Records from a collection
* * *

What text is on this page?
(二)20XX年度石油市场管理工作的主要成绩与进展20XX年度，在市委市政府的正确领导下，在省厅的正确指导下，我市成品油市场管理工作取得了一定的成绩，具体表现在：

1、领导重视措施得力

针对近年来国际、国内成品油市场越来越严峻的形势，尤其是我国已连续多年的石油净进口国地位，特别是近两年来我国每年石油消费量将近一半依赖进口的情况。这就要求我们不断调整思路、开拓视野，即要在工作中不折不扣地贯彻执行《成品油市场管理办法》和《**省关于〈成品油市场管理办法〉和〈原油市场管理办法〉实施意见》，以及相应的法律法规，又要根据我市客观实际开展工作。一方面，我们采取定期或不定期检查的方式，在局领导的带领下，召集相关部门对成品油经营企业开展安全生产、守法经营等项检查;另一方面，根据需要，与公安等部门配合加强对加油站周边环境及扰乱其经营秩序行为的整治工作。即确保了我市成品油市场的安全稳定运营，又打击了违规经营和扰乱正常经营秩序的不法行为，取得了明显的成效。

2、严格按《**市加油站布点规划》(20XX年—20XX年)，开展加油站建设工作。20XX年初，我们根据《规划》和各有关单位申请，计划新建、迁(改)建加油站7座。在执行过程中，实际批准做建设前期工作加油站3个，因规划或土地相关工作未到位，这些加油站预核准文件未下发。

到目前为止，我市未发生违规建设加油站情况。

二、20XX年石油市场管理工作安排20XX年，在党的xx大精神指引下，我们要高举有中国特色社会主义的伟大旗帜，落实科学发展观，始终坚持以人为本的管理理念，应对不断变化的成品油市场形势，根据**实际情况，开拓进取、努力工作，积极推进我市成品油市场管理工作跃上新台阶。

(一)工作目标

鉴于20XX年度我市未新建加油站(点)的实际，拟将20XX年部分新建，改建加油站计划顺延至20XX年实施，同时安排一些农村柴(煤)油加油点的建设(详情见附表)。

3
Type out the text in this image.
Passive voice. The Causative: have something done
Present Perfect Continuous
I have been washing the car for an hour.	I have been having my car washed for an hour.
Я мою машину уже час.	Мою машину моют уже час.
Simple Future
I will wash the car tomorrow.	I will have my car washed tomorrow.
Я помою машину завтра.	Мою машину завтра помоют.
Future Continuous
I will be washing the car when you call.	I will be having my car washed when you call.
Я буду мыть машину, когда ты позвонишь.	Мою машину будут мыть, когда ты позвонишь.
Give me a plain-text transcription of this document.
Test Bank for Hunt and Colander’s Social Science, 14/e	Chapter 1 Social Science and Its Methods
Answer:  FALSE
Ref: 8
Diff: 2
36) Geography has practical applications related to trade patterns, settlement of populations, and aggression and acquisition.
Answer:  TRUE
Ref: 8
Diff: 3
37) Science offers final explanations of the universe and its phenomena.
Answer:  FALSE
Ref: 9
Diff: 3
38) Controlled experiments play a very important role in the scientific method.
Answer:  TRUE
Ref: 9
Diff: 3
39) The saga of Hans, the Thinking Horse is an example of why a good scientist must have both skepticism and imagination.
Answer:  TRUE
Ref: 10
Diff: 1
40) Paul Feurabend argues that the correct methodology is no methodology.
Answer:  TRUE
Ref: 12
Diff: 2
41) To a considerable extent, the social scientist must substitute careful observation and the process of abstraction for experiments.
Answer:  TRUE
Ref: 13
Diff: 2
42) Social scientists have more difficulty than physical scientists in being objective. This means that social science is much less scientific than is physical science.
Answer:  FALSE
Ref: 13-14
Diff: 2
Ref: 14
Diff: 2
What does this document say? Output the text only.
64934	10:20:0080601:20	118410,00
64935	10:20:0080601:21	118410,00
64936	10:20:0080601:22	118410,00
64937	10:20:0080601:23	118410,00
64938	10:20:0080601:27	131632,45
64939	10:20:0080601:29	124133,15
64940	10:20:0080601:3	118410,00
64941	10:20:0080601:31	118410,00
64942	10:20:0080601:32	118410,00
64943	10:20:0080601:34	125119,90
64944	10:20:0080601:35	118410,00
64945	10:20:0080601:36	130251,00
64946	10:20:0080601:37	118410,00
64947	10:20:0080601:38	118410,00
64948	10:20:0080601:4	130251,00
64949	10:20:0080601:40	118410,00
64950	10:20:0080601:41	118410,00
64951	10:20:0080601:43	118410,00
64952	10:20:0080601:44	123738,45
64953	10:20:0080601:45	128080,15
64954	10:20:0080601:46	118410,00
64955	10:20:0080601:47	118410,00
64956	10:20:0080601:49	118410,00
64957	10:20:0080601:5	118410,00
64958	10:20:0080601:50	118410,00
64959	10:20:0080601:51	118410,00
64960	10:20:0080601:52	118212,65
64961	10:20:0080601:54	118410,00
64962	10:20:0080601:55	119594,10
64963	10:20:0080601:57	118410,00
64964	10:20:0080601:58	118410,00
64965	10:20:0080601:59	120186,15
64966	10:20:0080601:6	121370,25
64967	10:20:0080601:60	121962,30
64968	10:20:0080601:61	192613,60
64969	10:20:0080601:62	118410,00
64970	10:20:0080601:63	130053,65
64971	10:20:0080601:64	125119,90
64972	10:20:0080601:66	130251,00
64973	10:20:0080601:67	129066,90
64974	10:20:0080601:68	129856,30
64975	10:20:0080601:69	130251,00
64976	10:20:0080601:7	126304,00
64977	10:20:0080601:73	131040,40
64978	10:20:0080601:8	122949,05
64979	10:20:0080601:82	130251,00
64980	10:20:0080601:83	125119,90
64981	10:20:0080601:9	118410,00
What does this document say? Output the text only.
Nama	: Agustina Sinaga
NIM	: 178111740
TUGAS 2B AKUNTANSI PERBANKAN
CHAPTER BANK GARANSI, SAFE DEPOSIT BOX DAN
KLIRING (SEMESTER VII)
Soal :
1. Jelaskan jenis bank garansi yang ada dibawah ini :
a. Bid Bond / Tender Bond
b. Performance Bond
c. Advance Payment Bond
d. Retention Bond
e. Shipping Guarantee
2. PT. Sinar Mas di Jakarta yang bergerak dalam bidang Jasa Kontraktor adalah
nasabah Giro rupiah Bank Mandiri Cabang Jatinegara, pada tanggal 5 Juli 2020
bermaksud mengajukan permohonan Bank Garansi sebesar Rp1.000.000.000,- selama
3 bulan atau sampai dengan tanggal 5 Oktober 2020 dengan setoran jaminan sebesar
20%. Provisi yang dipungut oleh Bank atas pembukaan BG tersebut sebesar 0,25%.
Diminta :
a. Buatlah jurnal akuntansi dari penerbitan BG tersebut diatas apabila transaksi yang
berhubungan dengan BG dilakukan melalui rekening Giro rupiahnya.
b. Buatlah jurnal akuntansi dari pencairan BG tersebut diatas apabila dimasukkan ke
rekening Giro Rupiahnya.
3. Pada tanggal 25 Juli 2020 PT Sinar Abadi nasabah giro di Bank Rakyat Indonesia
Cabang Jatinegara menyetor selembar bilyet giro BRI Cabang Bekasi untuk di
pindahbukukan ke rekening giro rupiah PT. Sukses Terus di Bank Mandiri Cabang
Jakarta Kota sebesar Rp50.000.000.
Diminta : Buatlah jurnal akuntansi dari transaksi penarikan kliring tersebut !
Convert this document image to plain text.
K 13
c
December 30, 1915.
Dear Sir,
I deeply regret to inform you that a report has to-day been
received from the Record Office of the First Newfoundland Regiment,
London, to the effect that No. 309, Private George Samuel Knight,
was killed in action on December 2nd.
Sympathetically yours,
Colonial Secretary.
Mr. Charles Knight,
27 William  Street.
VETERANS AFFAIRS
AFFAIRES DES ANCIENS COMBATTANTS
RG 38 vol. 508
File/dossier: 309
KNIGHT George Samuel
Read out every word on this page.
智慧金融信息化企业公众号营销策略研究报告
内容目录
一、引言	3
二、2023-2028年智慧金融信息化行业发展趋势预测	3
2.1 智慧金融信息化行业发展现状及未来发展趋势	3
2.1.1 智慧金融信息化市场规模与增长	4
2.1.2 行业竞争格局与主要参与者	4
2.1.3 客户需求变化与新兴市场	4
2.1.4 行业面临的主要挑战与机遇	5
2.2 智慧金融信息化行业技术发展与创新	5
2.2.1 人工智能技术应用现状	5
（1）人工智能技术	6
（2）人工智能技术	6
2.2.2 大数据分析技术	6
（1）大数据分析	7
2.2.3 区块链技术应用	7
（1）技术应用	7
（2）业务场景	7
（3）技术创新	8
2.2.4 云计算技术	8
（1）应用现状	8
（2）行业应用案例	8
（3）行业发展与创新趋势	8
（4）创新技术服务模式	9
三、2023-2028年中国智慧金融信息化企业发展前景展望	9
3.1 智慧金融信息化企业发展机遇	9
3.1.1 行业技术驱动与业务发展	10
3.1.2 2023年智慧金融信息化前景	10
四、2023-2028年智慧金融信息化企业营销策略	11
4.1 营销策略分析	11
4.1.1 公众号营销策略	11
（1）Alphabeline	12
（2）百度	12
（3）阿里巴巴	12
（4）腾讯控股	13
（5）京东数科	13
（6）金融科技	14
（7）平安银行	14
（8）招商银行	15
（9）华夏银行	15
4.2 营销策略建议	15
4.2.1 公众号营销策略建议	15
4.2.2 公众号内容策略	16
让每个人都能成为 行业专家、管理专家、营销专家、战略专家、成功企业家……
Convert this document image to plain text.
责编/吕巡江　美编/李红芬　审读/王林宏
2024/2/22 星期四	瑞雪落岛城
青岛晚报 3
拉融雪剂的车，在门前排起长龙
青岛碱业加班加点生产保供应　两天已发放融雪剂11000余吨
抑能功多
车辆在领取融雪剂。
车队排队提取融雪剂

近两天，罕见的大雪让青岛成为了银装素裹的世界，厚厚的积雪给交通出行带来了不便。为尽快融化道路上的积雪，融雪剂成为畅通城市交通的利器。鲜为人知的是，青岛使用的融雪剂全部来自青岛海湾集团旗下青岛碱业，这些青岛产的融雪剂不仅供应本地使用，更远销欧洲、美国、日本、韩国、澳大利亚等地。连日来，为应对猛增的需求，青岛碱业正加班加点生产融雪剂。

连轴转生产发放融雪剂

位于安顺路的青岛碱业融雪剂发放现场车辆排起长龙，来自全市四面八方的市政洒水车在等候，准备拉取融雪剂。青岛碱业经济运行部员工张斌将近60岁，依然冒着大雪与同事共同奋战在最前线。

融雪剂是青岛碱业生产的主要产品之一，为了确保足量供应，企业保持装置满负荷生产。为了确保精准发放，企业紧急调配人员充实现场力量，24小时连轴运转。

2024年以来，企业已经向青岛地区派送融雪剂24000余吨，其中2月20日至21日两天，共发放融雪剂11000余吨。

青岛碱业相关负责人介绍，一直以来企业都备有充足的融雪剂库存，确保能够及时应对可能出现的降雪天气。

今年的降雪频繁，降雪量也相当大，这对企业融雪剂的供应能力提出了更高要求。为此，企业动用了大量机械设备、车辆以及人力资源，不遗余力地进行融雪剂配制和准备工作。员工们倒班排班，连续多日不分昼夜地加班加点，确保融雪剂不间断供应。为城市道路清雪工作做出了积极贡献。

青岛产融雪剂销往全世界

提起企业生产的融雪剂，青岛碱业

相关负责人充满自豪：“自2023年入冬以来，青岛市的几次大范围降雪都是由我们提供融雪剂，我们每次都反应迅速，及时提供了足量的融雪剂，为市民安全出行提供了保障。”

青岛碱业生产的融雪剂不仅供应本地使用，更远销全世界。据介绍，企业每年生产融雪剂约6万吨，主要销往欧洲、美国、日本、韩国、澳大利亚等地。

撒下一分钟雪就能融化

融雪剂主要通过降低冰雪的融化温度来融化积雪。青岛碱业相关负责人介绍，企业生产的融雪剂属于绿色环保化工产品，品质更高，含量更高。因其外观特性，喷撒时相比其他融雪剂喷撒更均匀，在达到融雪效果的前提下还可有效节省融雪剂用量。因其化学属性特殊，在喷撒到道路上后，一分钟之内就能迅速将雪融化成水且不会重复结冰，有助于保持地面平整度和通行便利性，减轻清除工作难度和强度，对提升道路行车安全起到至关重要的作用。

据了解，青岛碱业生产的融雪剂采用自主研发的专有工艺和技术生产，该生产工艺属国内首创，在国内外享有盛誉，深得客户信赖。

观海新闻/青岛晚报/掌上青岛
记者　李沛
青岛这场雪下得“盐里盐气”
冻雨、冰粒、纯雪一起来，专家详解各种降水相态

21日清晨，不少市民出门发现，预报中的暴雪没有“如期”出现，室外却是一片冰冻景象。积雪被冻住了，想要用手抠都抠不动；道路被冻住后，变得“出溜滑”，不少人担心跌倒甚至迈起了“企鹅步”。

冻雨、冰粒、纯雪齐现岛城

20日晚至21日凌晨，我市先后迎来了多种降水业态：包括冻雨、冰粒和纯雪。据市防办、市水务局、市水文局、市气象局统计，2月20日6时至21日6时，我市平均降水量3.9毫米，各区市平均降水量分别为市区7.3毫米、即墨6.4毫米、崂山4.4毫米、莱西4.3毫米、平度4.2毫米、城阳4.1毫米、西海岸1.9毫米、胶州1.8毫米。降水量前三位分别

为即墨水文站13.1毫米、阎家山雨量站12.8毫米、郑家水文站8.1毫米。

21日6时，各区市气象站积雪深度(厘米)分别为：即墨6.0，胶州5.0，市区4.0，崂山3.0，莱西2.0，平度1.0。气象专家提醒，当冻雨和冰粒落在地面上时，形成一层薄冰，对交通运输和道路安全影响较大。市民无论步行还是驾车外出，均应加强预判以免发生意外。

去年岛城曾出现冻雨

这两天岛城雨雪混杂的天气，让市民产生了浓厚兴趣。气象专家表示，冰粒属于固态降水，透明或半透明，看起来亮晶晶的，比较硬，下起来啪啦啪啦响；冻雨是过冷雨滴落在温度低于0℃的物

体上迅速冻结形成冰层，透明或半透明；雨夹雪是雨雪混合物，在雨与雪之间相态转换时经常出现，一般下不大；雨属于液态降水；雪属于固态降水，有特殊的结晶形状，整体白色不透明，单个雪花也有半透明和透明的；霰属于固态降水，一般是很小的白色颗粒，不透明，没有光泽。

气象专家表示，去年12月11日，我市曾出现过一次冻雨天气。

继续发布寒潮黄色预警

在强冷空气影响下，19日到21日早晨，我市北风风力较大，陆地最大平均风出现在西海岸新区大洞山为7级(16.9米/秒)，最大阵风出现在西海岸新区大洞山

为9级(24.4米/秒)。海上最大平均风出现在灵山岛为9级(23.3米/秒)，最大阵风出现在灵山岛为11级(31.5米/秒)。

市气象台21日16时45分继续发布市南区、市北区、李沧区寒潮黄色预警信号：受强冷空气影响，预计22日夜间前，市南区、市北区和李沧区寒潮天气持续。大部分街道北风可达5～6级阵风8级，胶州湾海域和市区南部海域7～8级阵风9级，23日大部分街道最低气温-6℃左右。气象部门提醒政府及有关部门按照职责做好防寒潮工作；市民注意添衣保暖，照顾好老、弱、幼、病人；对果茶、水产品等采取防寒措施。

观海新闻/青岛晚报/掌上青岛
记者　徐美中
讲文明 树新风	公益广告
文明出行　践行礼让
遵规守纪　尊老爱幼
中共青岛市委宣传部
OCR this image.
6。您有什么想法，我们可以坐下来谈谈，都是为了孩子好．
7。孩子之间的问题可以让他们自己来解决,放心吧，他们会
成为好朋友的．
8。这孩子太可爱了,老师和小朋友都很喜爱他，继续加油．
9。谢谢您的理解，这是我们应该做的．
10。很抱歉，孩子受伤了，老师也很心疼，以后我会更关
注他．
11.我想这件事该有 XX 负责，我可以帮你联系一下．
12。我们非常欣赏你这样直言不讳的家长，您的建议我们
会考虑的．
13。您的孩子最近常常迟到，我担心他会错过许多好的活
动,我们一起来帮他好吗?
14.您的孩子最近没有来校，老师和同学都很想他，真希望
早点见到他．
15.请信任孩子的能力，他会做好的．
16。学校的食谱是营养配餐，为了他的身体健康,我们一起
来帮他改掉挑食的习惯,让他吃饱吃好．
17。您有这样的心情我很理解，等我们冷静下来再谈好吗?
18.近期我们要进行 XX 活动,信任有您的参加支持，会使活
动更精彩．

* * *

Each line containing "澳大利亚等地" counts once; state the total number of such lines and nothing else.

2